(begin)

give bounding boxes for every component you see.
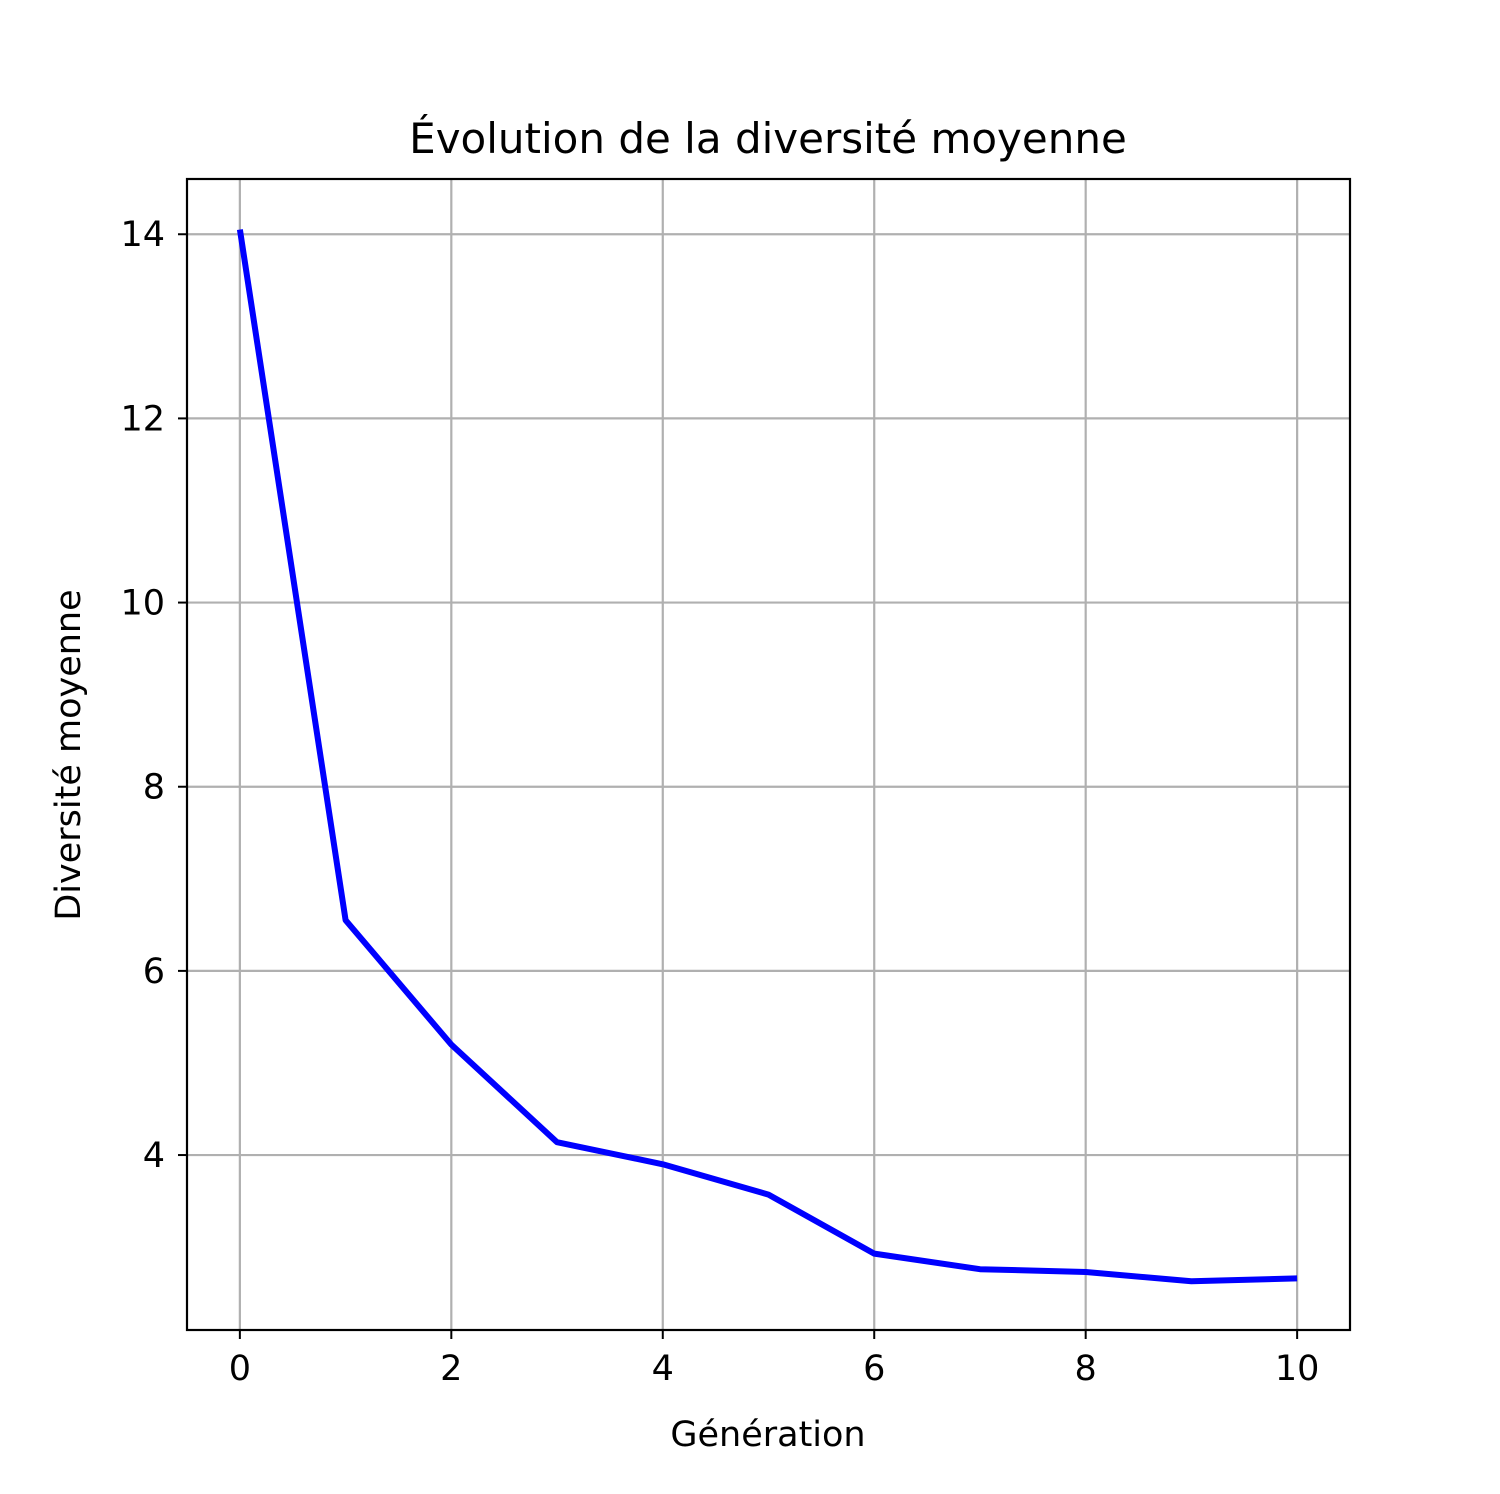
chart-title: Évolution de la diversité moyenne [409,113,1127,163]
y-axis-label: Diversité moyenne [49,589,89,920]
x-tick-label: 10 [1275,1349,1320,1389]
x-tick-label: 2 [440,1349,462,1389]
series-layer [236,229,1298,1285]
y-tick-label: 10 [120,584,165,624]
y-tick-label: 4 [143,1136,165,1176]
series-line [236,229,1298,1285]
x-axis-label: Génération [670,1415,865,1455]
x-tick-label: 6 [863,1349,885,1389]
plot-frame [185,177,1352,1332]
y-tick-label: 14 [120,215,165,255]
y-tick-label: 8 [143,768,165,808]
y-axis: 4 6 8 10 12 14 [120,215,187,1176]
x-tick-label: 0 [229,1349,251,1389]
y-tick-label: 12 [120,399,165,439]
grid-lines [187,179,1350,1330]
x-tick-label: 8 [1075,1349,1097,1389]
y-tick-label: 6 [143,952,165,992]
x-axis: 0 2 4 6 8 10 [229,1330,1320,1389]
x-tick-label: 4 [652,1349,674,1389]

(end)

Goal: Copy all of the material above line for line, leaving out the picture.

Task result:
give bounding boxes for every component you see.
chart-title: Évolution de la diversité moyenne [409,113,1127,163]
y-axis-label: Diversité moyenne [49,589,89,920]
x-tick-label: 10 [1275,1349,1320,1389]
x-tick-label: 2 [440,1349,462,1389]
series-layer [236,229,1298,1285]
y-tick-label: 10 [120,584,165,624]
y-tick-label: 4 [143,1136,165,1176]
series-line [236,229,1298,1285]
x-axis-label: Génération [670,1415,865,1455]
x-tick-label: 6 [863,1349,885,1389]
plot-frame [185,177,1352,1332]
y-tick-label: 14 [120,215,165,255]
y-tick-label: 8 [143,768,165,808]
y-axis: 4 6 8 10 12 14 [120,215,187,1176]
x-tick-label: 0 [229,1349,251,1389]
y-tick-label: 12 [120,399,165,439]
grid-lines [187,179,1350,1330]
x-tick-label: 8 [1075,1349,1097,1389]
y-tick-label: 6 [143,952,165,992]
x-axis: 0 2 4 6 8 10 [229,1330,1320,1389]
x-tick-label: 4 [652,1349,674,1389]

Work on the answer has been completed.